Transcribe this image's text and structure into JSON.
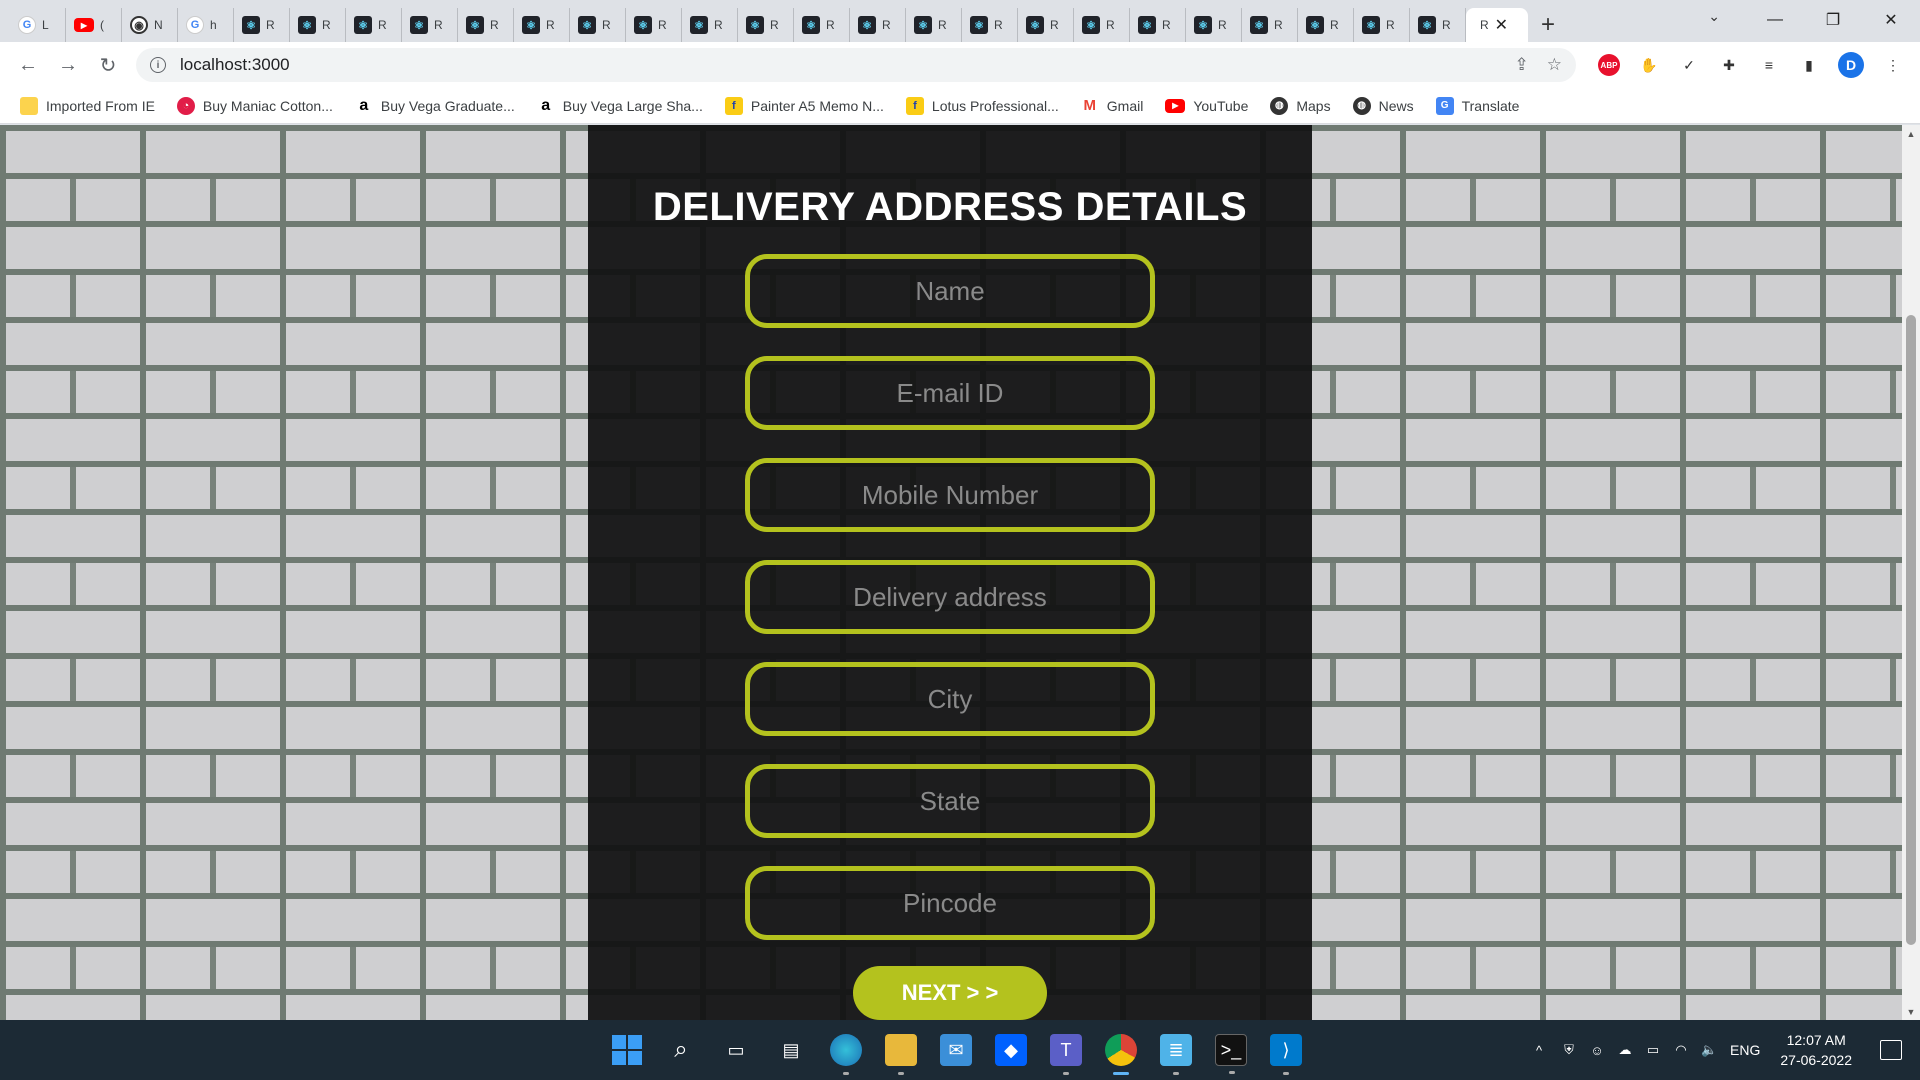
{
  "browser": {
    "tabs": [
      {
        "icon": "google-icon",
        "glyph": "G",
        "title": "L"
      },
      {
        "icon": "youtube-icon",
        "glyph": "▶",
        "title": "("
      },
      {
        "icon": "github-icon",
        "glyph": "◉",
        "title": "N"
      },
      {
        "icon": "google-icon",
        "glyph": "G",
        "title": "h"
      },
      {
        "icon": "react-icon",
        "glyph": "⚛",
        "title": "R"
      },
      {
        "icon": "react-icon",
        "glyph": "⚛",
        "title": "R"
      },
      {
        "icon": "react-icon",
        "glyph": "⚛",
        "title": "R"
      },
      {
        "icon": "react-icon",
        "glyph": "⚛",
        "title": "R"
      },
      {
        "icon": "react-icon",
        "glyph": "⚛",
        "title": "R"
      },
      {
        "icon": "react-icon",
        "glyph": "⚛",
        "title": "R"
      },
      {
        "icon": "react-icon",
        "glyph": "⚛",
        "title": "R"
      },
      {
        "icon": "react-icon",
        "glyph": "⚛",
        "title": "R"
      },
      {
        "icon": "react-icon",
        "glyph": "⚛",
        "title": "R"
      },
      {
        "icon": "react-icon",
        "glyph": "⚛",
        "title": "R"
      },
      {
        "icon": "react-icon",
        "glyph": "⚛",
        "title": "R"
      },
      {
        "icon": "react-icon",
        "glyph": "⚛",
        "title": "R"
      },
      {
        "icon": "react-icon",
        "glyph": "⚛",
        "title": "R"
      },
      {
        "icon": "react-icon",
        "glyph": "⚛",
        "title": "R"
      },
      {
        "icon": "react-icon",
        "glyph": "⚛",
        "title": "R"
      },
      {
        "icon": "react-icon",
        "glyph": "⚛",
        "title": "R"
      },
      {
        "icon": "react-icon",
        "glyph": "⚛",
        "title": "R"
      },
      {
        "icon": "react-icon",
        "glyph": "⚛",
        "title": "R"
      },
      {
        "icon": "react-icon",
        "glyph": "⚛",
        "title": "R"
      },
      {
        "icon": "react-icon",
        "glyph": "⚛",
        "title": "R"
      },
      {
        "icon": "react-icon",
        "glyph": "⚛",
        "title": "R"
      },
      {
        "icon": "react-icon",
        "glyph": "⚛",
        "title": "R"
      }
    ],
    "active_tab": {
      "title": "R",
      "close": "✕"
    },
    "new_tab": "+",
    "tab_search": "⌄",
    "window": {
      "minimize": "—",
      "maximize": "❐",
      "close": "✕"
    },
    "nav": {
      "back": "←",
      "forward": "→",
      "reload": "↻"
    },
    "address": {
      "info": "i",
      "url": "localhost:3000",
      "share": "⇪",
      "star": "☆"
    },
    "extensions": [
      {
        "icon": "adblock-plus-icon",
        "glyph": "ABP"
      },
      {
        "icon": "hand-icon",
        "glyph": "✋"
      },
      {
        "icon": "checkmark-icon",
        "glyph": "✓"
      },
      {
        "icon": "puzzle-icon",
        "glyph": "✚"
      },
      {
        "icon": "media-queue-icon",
        "glyph": "≡"
      },
      {
        "icon": "side-panel-icon",
        "glyph": "▮"
      }
    ],
    "profile_initial": "D",
    "menu": "⋮",
    "bookmarks": [
      {
        "icon": "folder-icon",
        "cls": "folder",
        "glyph": "",
        "label": "Imported From IE"
      },
      {
        "icon": "maniac-icon",
        "cls": "pink",
        "glyph": "◔",
        "label": "Buy Maniac Cotton..."
      },
      {
        "icon": "amazon-icon",
        "cls": "amazon",
        "glyph": "a",
        "label": "Buy Vega Graduate..."
      },
      {
        "icon": "amazon-icon",
        "cls": "amazon",
        "glyph": "a",
        "label": "Buy Vega Large Sha..."
      },
      {
        "icon": "flipkart-icon",
        "cls": "yellowbird",
        "glyph": "f",
        "label": "Painter A5 Memo N..."
      },
      {
        "icon": "flipkart-icon",
        "cls": "yellowbird",
        "glyph": "f",
        "label": "Lotus Professional..."
      },
      {
        "icon": "gmail-icon",
        "cls": "gmail",
        "glyph": "M",
        "label": "Gmail"
      },
      {
        "icon": "youtube-icon",
        "cls": "yt",
        "glyph": "▶",
        "label": "YouTube"
      },
      {
        "icon": "globe-icon",
        "cls": "globe",
        "glyph": "◍",
        "label": "Maps"
      },
      {
        "icon": "globe-icon",
        "cls": "globe",
        "glyph": "◍",
        "label": "News"
      },
      {
        "icon": "translate-icon",
        "cls": "translate",
        "glyph": "G",
        "label": "Translate"
      }
    ]
  },
  "form": {
    "title": "DELIVERY ADDRESS DETAILS",
    "accent": "#b4c21e",
    "fields": [
      {
        "name": "name-input",
        "placeholder": "Name",
        "value": ""
      },
      {
        "name": "email-input",
        "placeholder": "E-mail ID",
        "value": ""
      },
      {
        "name": "mobile-input",
        "placeholder": "Mobile Number",
        "value": ""
      },
      {
        "name": "address-input",
        "placeholder": "Delivery address",
        "value": ""
      },
      {
        "name": "city-input",
        "placeholder": "City",
        "value": ""
      },
      {
        "name": "state-input",
        "placeholder": "State",
        "value": ""
      },
      {
        "name": "pincode-input",
        "placeholder": "Pincode",
        "value": ""
      }
    ],
    "next_label": "NEXT > >"
  },
  "scrollbar": {
    "up": "▲",
    "down": "▼"
  },
  "taskbar": {
    "apps": [
      {
        "icon": "windows-start-icon",
        "cls": "win",
        "glyph": ""
      },
      {
        "icon": "search-icon",
        "cls": "search",
        "glyph": "⌕"
      },
      {
        "icon": "task-view-icon",
        "cls": "",
        "glyph": "▭"
      },
      {
        "icon": "widgets-icon",
        "cls": "",
        "glyph": "▤"
      },
      {
        "icon": "edge-icon",
        "cls": "edge",
        "glyph": ""
      },
      {
        "icon": "file-explorer-icon",
        "cls": "files",
        "glyph": ""
      },
      {
        "icon": "mail-icon",
        "cls": "mail",
        "glyph": "✉"
      },
      {
        "icon": "dropbox-icon",
        "cls": "dropbox",
        "glyph": "◆"
      },
      {
        "icon": "teams-icon",
        "cls": "teams",
        "glyph": "T"
      },
      {
        "icon": "chrome-icon",
        "cls": "chrome",
        "glyph": ""
      },
      {
        "icon": "notepad-icon",
        "cls": "notepad",
        "glyph": "≣"
      },
      {
        "icon": "terminal-icon",
        "cls": "terminal",
        "glyph": ">_"
      },
      {
        "icon": "vscode-icon",
        "cls": "vscode",
        "glyph": "⟩"
      }
    ],
    "tray": {
      "chevron": "^",
      "icons": [
        {
          "icon": "shield-icon",
          "glyph": "⛨"
        },
        {
          "icon": "people-icon",
          "glyph": "☺"
        },
        {
          "icon": "cloud-icon",
          "glyph": "☁"
        },
        {
          "icon": "battery-icon",
          "glyph": "▭"
        },
        {
          "icon": "wifi-icon",
          "glyph": "◠"
        },
        {
          "icon": "volume-icon",
          "glyph": "🔈"
        }
      ],
      "lang": "ENG",
      "time": "12:07 AM",
      "date": "27-06-2022"
    }
  }
}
──────────
*WHAT IS REQUIRED*: Transcribe every entry word for word, but omit the pictures.

*ANSWER FOR THE TASK*:
Transcribe this image's text and structure into JSON.
{
  "browser": {
    "tabs": [
      {
        "icon": "google-icon",
        "glyph": "G",
        "title": "L"
      },
      {
        "icon": "youtube-icon",
        "glyph": "▶",
        "title": "("
      },
      {
        "icon": "github-icon",
        "glyph": "◉",
        "title": "N"
      },
      {
        "icon": "google-icon",
        "glyph": "G",
        "title": "h"
      },
      {
        "icon": "react-icon",
        "glyph": "⚛",
        "title": "R"
      },
      {
        "icon": "react-icon",
        "glyph": "⚛",
        "title": "R"
      },
      {
        "icon": "react-icon",
        "glyph": "⚛",
        "title": "R"
      },
      {
        "icon": "react-icon",
        "glyph": "⚛",
        "title": "R"
      },
      {
        "icon": "react-icon",
        "glyph": "⚛",
        "title": "R"
      },
      {
        "icon": "react-icon",
        "glyph": "⚛",
        "title": "R"
      },
      {
        "icon": "react-icon",
        "glyph": "⚛",
        "title": "R"
      },
      {
        "icon": "react-icon",
        "glyph": "⚛",
        "title": "R"
      },
      {
        "icon": "react-icon",
        "glyph": "⚛",
        "title": "R"
      },
      {
        "icon": "react-icon",
        "glyph": "⚛",
        "title": "R"
      },
      {
        "icon": "react-icon",
        "glyph": "⚛",
        "title": "R"
      },
      {
        "icon": "react-icon",
        "glyph": "⚛",
        "title": "R"
      },
      {
        "icon": "react-icon",
        "glyph": "⚛",
        "title": "R"
      },
      {
        "icon": "react-icon",
        "glyph": "⚛",
        "title": "R"
      },
      {
        "icon": "react-icon",
        "glyph": "⚛",
        "title": "R"
      },
      {
        "icon": "react-icon",
        "glyph": "⚛",
        "title": "R"
      },
      {
        "icon": "react-icon",
        "glyph": "⚛",
        "title": "R"
      },
      {
        "icon": "react-icon",
        "glyph": "⚛",
        "title": "R"
      },
      {
        "icon": "react-icon",
        "glyph": "⚛",
        "title": "R"
      },
      {
        "icon": "react-icon",
        "glyph": "⚛",
        "title": "R"
      },
      {
        "icon": "react-icon",
        "glyph": "⚛",
        "title": "R"
      },
      {
        "icon": "react-icon",
        "glyph": "⚛",
        "title": "R"
      }
    ],
    "active_tab": {
      "title": "R",
      "close": "✕"
    },
    "new_tab": "+",
    "tab_search": "⌄",
    "window": {
      "minimize": "—",
      "maximize": "❐",
      "close": "✕"
    },
    "nav": {
      "back": "←",
      "forward": "→",
      "reload": "↻"
    },
    "address": {
      "info": "i",
      "url": "localhost:3000",
      "share": "⇪",
      "star": "☆"
    },
    "extensions": [
      {
        "icon": "adblock-plus-icon",
        "glyph": "ABP"
      },
      {
        "icon": "hand-icon",
        "glyph": "✋"
      },
      {
        "icon": "checkmark-icon",
        "glyph": "✓"
      },
      {
        "icon": "puzzle-icon",
        "glyph": "✚"
      },
      {
        "icon": "media-queue-icon",
        "glyph": "≡"
      },
      {
        "icon": "side-panel-icon",
        "glyph": "▮"
      }
    ],
    "profile_initial": "D",
    "menu": "⋮",
    "bookmarks": [
      {
        "icon": "folder-icon",
        "cls": "folder",
        "glyph": "",
        "label": "Imported From IE"
      },
      {
        "icon": "maniac-icon",
        "cls": "pink",
        "glyph": "◔",
        "label": "Buy Maniac Cotton..."
      },
      {
        "icon": "amazon-icon",
        "cls": "amazon",
        "glyph": "a",
        "label": "Buy Vega Graduate..."
      },
      {
        "icon": "amazon-icon",
        "cls": "amazon",
        "glyph": "a",
        "label": "Buy Vega Large Sha..."
      },
      {
        "icon": "flipkart-icon",
        "cls": "yellowbird",
        "glyph": "f",
        "label": "Painter A5 Memo N..."
      },
      {
        "icon": "flipkart-icon",
        "cls": "yellowbird",
        "glyph": "f",
        "label": "Lotus Professional..."
      },
      {
        "icon": "gmail-icon",
        "cls": "gmail",
        "glyph": "M",
        "label": "Gmail"
      },
      {
        "icon": "youtube-icon",
        "cls": "yt",
        "glyph": "▶",
        "label": "YouTube"
      },
      {
        "icon": "globe-icon",
        "cls": "globe",
        "glyph": "◍",
        "label": "Maps"
      },
      {
        "icon": "globe-icon",
        "cls": "globe",
        "glyph": "◍",
        "label": "News"
      },
      {
        "icon": "translate-icon",
        "cls": "translate",
        "glyph": "G",
        "label": "Translate"
      }
    ]
  },
  "form": {
    "title": "DELIVERY ADDRESS DETAILS",
    "accent": "#b4c21e",
    "fields": [
      {
        "name": "name-input",
        "placeholder": "Name",
        "value": ""
      },
      {
        "name": "email-input",
        "placeholder": "E-mail ID",
        "value": ""
      },
      {
        "name": "mobile-input",
        "placeholder": "Mobile Number",
        "value": ""
      },
      {
        "name": "address-input",
        "placeholder": "Delivery address",
        "value": ""
      },
      {
        "name": "city-input",
        "placeholder": "City",
        "value": ""
      },
      {
        "name": "state-input",
        "placeholder": "State",
        "value": ""
      },
      {
        "name": "pincode-input",
        "placeholder": "Pincode",
        "value": ""
      }
    ],
    "next_label": "NEXT > >"
  },
  "scrollbar": {
    "up": "▲",
    "down": "▼"
  },
  "taskbar": {
    "apps": [
      {
        "icon": "windows-start-icon",
        "cls": "win",
        "glyph": ""
      },
      {
        "icon": "search-icon",
        "cls": "search",
        "glyph": "⌕"
      },
      {
        "icon": "task-view-icon",
        "cls": "",
        "glyph": "▭"
      },
      {
        "icon": "widgets-icon",
        "cls": "",
        "glyph": "▤"
      },
      {
        "icon": "edge-icon",
        "cls": "edge",
        "glyph": ""
      },
      {
        "icon": "file-explorer-icon",
        "cls": "files",
        "glyph": ""
      },
      {
        "icon": "mail-icon",
        "cls": "mail",
        "glyph": "✉"
      },
      {
        "icon": "dropbox-icon",
        "cls": "dropbox",
        "glyph": "◆"
      },
      {
        "icon": "teams-icon",
        "cls": "teams",
        "glyph": "T"
      },
      {
        "icon": "chrome-icon",
        "cls": "chrome",
        "glyph": ""
      },
      {
        "icon": "notepad-icon",
        "cls": "notepad",
        "glyph": "≣"
      },
      {
        "icon": "terminal-icon",
        "cls": "terminal",
        "glyph": ">_"
      },
      {
        "icon": "vscode-icon",
        "cls": "vscode",
        "glyph": "⟩"
      }
    ],
    "tray": {
      "chevron": "^",
      "icons": [
        {
          "icon": "shield-icon",
          "glyph": "⛨"
        },
        {
          "icon": "people-icon",
          "glyph": "☺"
        },
        {
          "icon": "cloud-icon",
          "glyph": "☁"
        },
        {
          "icon": "battery-icon",
          "glyph": "▭"
        },
        {
          "icon": "wifi-icon",
          "glyph": "◠"
        },
        {
          "icon": "volume-icon",
          "glyph": "🔈"
        }
      ],
      "lang": "ENG",
      "time": "12:07 AM",
      "date": "27-06-2022"
    }
  }
}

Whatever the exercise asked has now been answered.